• _Set task_: Go through the data below. Pull out every line that has the word "label".
----------------------------------------
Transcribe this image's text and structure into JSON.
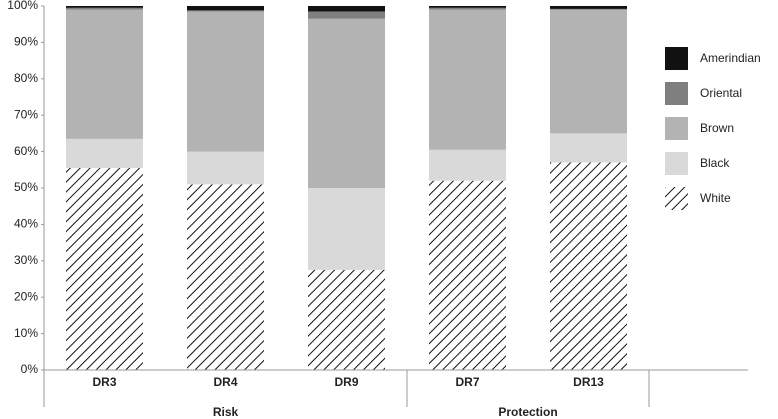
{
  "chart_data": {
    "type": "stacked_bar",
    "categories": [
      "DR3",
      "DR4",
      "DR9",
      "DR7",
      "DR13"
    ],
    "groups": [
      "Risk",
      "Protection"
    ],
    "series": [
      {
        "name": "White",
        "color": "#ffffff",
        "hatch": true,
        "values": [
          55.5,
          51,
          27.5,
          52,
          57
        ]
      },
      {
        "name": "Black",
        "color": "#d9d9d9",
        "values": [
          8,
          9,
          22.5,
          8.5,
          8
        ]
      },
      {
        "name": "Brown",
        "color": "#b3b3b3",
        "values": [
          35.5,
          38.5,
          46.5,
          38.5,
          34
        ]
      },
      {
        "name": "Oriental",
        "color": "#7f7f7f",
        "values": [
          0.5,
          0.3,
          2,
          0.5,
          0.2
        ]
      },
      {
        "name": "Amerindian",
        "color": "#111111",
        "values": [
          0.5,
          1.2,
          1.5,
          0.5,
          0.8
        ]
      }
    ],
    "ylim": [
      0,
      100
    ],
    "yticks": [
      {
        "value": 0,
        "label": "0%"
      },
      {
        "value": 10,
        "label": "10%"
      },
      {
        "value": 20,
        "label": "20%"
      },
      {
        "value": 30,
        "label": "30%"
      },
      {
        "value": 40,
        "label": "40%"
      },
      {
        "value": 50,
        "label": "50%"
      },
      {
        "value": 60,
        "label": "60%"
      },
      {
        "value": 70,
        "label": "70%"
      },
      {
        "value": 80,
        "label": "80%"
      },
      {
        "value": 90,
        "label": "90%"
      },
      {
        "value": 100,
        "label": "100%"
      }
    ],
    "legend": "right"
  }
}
----------------------------------------
• _Finished exercise_:
        "label": "0%"
        "label": "10%"
        "label": "20%"
        "label": "30%"
        "label": "40%"
        "label": "50%"
        "label": "60%"
        "label": "70%"
        "label": "80%"
        "label": "90%"
        "label": "100%"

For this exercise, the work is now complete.